## START

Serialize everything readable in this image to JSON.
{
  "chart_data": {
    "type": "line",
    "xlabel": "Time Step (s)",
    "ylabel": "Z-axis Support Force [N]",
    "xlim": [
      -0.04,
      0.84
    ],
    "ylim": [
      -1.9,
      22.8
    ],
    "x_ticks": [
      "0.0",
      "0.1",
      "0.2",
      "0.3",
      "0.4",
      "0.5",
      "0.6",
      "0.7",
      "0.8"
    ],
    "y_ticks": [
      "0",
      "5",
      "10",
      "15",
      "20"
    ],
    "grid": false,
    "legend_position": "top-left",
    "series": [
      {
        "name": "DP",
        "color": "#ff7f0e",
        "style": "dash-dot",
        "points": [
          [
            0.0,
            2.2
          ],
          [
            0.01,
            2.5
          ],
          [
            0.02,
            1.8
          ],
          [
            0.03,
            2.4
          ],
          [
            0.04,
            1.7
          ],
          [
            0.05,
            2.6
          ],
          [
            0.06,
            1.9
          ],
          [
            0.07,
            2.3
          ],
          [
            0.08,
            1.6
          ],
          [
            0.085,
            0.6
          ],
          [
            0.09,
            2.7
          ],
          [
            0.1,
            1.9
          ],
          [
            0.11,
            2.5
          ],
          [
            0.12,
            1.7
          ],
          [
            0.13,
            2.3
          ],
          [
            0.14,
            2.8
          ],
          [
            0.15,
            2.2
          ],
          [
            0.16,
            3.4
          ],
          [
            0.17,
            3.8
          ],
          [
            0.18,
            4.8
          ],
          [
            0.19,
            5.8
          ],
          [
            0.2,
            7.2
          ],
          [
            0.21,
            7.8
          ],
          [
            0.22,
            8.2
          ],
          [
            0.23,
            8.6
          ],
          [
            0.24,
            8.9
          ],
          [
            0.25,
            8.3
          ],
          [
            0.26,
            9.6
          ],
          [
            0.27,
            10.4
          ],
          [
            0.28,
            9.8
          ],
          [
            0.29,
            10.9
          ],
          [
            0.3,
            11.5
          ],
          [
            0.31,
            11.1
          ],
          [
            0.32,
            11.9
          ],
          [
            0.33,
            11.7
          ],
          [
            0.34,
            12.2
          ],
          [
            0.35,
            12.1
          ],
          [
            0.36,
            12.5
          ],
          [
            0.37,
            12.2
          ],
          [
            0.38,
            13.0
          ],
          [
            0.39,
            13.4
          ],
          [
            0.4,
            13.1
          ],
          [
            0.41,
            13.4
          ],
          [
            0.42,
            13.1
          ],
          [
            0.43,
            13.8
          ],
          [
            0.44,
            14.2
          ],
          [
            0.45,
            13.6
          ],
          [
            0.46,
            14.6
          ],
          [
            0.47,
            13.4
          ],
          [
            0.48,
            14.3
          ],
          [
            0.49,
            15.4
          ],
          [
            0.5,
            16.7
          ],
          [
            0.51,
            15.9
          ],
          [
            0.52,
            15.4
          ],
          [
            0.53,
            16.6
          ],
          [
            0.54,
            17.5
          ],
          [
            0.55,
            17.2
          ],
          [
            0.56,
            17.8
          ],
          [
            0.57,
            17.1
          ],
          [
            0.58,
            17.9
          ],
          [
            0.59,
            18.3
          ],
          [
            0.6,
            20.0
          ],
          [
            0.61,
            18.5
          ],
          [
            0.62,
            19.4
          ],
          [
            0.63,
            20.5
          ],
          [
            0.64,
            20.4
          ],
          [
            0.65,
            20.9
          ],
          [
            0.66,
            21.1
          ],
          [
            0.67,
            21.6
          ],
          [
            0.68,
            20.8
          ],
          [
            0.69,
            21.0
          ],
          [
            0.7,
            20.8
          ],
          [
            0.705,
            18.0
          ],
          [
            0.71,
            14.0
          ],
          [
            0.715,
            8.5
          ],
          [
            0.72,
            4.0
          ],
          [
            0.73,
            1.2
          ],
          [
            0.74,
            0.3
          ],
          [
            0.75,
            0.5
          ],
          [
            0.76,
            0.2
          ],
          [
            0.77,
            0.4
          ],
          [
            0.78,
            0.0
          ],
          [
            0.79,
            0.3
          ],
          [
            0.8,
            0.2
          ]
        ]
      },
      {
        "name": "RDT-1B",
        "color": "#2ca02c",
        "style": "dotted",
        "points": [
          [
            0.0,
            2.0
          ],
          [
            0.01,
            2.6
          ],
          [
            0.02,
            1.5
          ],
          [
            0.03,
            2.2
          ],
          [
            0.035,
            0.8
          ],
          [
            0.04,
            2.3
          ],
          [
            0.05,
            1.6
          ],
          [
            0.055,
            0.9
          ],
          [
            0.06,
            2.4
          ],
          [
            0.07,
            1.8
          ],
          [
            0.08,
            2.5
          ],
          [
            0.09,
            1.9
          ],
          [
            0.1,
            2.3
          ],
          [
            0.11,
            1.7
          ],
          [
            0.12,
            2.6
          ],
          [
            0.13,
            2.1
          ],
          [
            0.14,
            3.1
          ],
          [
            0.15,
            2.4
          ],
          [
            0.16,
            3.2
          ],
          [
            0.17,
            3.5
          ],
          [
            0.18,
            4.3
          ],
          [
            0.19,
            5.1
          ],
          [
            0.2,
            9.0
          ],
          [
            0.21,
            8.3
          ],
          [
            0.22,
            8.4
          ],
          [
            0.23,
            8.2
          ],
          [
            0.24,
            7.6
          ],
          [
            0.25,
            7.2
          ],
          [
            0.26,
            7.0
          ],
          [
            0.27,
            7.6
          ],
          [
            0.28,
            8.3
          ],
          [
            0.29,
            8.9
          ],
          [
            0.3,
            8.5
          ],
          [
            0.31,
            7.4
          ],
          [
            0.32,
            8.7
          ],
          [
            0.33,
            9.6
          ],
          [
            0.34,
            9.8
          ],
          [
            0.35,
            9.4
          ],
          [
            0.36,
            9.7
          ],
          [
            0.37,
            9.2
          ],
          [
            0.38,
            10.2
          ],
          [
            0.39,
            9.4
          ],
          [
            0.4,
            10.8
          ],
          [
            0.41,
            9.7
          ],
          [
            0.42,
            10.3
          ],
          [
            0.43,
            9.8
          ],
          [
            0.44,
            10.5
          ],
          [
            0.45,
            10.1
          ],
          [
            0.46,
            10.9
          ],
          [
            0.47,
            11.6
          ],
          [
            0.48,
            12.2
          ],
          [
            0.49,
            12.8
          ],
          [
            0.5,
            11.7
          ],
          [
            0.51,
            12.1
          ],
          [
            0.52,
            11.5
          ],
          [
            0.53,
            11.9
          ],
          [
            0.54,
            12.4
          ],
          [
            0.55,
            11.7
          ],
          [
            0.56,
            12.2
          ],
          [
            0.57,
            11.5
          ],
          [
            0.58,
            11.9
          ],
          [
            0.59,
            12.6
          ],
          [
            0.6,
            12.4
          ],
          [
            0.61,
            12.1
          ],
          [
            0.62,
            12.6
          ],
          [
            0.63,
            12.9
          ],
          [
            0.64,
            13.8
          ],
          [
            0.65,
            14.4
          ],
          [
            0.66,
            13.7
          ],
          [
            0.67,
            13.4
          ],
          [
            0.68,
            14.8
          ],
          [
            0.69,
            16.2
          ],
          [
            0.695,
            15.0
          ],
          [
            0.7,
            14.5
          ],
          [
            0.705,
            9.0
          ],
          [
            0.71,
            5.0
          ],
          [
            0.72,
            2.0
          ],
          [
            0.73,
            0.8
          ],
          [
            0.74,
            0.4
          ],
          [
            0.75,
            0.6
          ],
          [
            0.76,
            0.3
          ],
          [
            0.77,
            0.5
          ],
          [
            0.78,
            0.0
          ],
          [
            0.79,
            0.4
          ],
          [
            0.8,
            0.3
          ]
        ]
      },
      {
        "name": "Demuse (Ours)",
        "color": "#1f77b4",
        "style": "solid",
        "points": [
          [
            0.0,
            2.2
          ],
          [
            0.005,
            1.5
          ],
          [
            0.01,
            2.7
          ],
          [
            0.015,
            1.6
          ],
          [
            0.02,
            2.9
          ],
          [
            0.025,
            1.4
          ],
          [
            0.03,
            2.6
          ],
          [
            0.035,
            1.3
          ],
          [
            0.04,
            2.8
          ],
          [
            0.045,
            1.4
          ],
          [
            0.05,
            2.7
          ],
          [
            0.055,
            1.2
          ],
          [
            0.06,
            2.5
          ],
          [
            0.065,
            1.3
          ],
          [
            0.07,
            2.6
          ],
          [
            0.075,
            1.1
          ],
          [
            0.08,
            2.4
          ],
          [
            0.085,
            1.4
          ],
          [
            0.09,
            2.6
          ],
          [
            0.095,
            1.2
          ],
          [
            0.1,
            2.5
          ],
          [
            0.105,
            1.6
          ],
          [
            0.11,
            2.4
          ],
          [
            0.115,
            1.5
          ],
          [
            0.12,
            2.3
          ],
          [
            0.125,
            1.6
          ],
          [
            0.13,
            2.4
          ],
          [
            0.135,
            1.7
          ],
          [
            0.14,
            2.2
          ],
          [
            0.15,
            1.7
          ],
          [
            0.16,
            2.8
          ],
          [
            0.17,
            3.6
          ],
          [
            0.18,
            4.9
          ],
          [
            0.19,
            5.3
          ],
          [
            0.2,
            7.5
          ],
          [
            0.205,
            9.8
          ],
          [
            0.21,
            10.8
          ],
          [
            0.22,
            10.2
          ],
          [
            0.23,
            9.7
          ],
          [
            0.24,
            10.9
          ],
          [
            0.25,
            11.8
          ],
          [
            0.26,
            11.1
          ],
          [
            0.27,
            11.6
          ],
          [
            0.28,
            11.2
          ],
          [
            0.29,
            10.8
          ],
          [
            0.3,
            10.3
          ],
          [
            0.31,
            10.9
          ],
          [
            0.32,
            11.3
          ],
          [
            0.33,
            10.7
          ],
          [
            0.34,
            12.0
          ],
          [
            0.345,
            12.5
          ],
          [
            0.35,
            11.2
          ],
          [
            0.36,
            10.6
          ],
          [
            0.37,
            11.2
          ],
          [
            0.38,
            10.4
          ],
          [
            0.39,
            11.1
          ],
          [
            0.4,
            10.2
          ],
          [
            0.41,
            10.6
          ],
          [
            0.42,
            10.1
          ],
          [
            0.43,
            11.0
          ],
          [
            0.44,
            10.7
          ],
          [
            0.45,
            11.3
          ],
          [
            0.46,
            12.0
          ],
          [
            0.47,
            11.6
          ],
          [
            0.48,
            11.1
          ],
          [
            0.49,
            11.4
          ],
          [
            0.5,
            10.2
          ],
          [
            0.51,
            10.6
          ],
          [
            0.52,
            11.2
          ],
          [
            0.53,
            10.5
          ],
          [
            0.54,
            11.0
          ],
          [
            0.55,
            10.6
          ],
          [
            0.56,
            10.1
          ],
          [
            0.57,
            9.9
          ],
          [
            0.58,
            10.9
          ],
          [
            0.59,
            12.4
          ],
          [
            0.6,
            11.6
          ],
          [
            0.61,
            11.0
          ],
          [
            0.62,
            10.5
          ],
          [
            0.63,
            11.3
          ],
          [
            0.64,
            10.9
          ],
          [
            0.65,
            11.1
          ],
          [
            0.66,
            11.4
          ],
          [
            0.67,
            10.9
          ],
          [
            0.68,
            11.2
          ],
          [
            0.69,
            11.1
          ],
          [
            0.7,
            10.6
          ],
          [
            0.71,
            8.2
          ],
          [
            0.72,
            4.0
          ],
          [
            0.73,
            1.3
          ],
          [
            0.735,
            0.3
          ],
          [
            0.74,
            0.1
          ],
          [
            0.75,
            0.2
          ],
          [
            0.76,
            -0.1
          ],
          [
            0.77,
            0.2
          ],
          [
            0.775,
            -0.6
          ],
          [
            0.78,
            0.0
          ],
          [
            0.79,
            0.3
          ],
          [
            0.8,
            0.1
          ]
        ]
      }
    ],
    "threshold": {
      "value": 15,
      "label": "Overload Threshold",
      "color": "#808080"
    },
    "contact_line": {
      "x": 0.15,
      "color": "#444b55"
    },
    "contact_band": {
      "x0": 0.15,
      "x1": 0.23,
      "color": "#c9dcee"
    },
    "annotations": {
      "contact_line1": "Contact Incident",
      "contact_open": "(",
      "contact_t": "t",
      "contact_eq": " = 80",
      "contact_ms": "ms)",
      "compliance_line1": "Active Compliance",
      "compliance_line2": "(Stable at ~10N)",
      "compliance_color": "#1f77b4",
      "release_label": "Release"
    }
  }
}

## END

◆ WHAT YOU NEED TO DO ◆
Look over the listing above. Pick out and copy every line that includes "style".

◆ RESULT OF THE EXERCISE ◆
        "style": "dash-dot",
        "style": "dotted",
        "style": "solid",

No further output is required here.